Prompt:
Select all lines in the records that include "านหน".

[start Input material]

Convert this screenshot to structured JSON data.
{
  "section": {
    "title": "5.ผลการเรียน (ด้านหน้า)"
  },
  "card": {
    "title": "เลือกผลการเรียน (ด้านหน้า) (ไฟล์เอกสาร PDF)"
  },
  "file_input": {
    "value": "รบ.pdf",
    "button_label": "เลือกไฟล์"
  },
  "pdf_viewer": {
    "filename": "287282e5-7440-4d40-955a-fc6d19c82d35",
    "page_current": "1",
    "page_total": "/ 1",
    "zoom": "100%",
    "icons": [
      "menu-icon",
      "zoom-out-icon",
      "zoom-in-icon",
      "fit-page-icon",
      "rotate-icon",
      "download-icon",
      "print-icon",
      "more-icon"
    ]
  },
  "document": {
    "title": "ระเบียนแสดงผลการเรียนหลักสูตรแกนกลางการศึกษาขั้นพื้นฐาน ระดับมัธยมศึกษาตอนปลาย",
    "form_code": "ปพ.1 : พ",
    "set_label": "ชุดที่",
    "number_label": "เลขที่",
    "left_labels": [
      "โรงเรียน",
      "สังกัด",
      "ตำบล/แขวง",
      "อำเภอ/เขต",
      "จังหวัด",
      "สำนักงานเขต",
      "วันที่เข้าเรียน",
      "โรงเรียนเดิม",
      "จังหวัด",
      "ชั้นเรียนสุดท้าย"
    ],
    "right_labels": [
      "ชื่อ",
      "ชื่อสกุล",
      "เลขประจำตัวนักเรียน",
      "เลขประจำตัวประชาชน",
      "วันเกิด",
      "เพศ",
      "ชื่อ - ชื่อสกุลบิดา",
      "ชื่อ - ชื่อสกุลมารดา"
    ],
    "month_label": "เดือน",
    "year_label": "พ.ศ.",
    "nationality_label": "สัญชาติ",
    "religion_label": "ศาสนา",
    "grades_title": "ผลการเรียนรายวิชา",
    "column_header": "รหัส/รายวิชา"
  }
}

[end Input material]

Solution to this problem:
    "title": "5.ผลการเรียน (ด้านหน้า)"
    "title": "เลือกผลการเรียน (ด้านหน้า) (ไฟล์เอกสาร PDF)"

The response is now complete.